• Short task: Check each line of the listing below for the string "only", and copy the ones that have it.

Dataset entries
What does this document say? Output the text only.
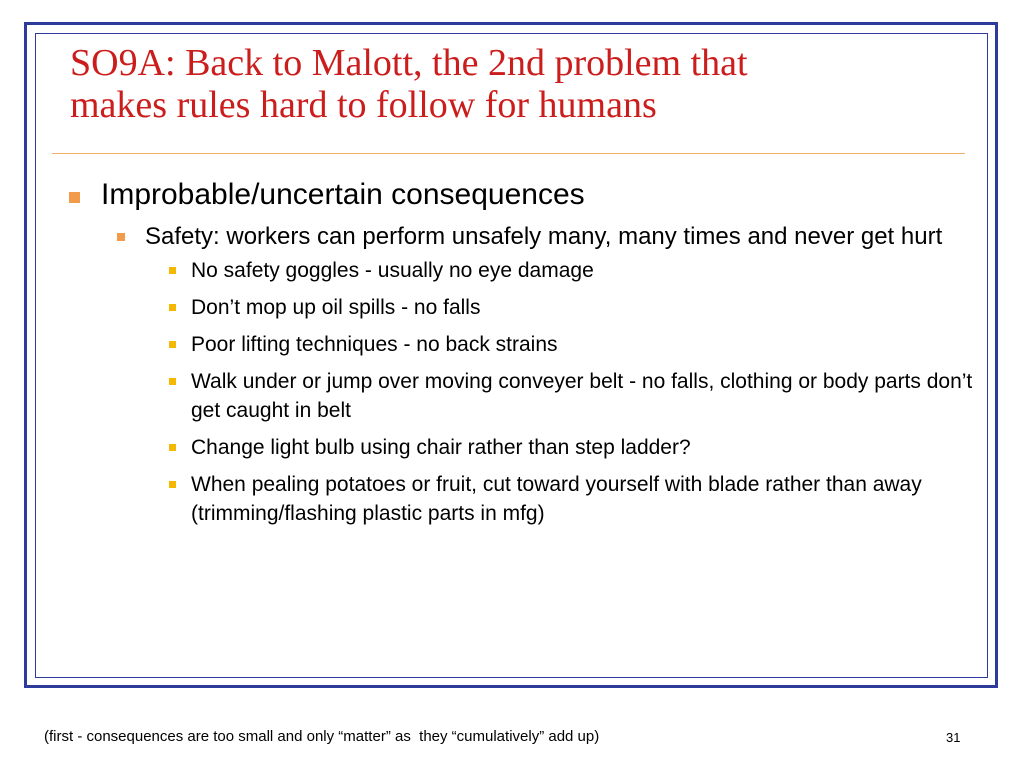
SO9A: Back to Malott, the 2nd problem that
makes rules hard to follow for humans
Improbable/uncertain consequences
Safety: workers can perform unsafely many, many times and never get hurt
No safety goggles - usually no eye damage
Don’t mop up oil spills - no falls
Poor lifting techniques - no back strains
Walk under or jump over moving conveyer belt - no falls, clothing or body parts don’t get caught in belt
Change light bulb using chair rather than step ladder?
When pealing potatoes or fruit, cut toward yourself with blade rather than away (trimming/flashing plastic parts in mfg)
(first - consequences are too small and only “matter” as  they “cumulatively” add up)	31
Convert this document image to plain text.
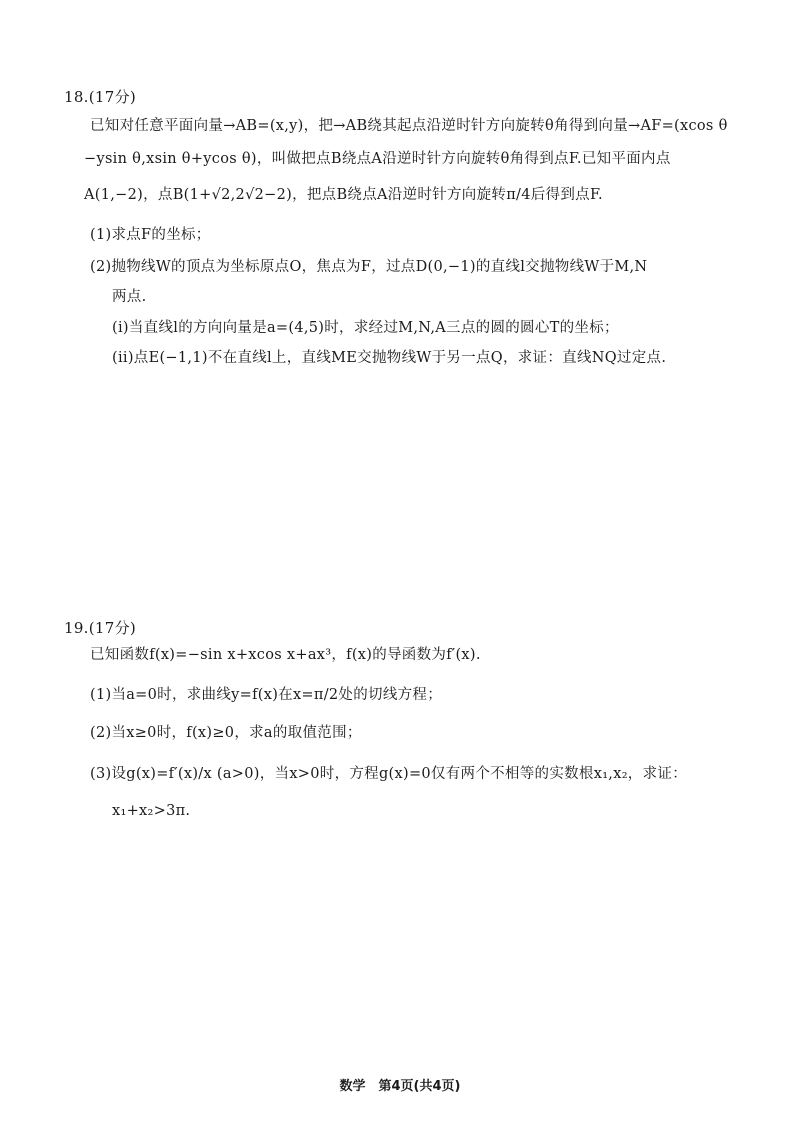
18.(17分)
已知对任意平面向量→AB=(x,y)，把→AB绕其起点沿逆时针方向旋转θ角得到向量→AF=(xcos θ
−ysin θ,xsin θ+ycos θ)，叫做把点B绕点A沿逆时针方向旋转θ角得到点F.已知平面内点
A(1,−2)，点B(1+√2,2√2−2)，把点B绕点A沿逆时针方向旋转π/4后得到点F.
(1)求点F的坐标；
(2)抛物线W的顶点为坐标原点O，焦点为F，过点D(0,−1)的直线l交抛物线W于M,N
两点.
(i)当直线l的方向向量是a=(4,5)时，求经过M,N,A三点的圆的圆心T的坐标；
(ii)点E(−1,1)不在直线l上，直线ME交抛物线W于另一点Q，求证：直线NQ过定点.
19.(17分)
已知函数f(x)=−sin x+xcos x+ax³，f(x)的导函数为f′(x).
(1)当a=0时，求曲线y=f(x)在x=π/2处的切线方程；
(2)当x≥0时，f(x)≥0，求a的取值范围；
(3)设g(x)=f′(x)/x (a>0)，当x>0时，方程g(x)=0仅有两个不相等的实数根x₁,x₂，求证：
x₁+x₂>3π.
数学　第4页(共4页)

==

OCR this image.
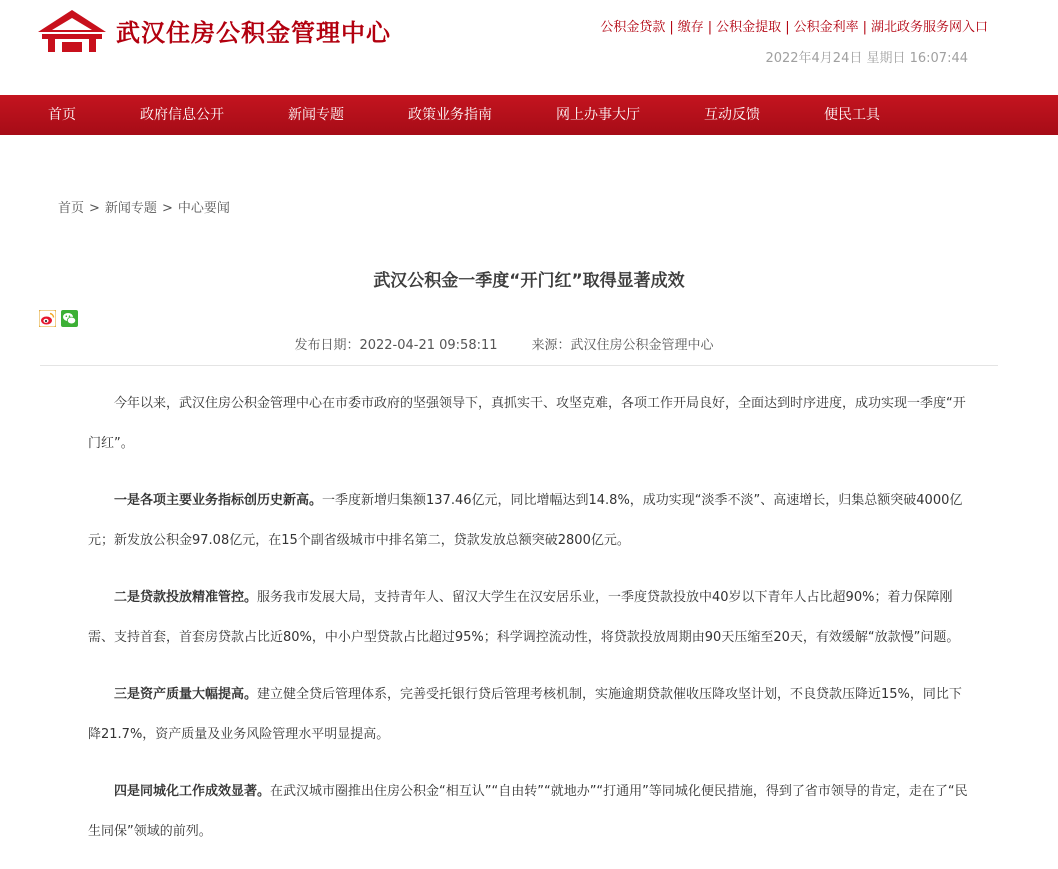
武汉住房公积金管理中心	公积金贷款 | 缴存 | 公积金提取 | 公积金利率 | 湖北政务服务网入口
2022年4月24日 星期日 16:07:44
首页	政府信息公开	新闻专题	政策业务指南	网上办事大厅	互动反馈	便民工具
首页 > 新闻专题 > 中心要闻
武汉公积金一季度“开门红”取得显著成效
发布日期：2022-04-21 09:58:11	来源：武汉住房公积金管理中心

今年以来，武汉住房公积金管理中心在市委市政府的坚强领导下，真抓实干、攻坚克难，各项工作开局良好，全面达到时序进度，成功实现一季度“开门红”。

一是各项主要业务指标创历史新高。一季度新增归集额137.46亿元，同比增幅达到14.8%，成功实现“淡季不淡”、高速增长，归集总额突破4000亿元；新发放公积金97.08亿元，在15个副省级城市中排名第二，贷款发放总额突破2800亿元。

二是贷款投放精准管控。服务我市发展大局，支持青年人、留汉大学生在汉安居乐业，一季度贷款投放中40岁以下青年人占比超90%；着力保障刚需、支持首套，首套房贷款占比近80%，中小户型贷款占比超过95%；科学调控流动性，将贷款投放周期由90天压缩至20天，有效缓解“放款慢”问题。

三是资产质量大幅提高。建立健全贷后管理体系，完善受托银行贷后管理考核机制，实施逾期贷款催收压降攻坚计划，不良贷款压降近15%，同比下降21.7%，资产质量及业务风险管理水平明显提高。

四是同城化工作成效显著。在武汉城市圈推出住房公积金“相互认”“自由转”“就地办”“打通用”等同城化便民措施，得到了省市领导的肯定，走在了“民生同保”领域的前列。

• Output:
What does this document say? Output the text only.
(first - consequences are too small and only “matter” as  they “cumulatively” add up)	31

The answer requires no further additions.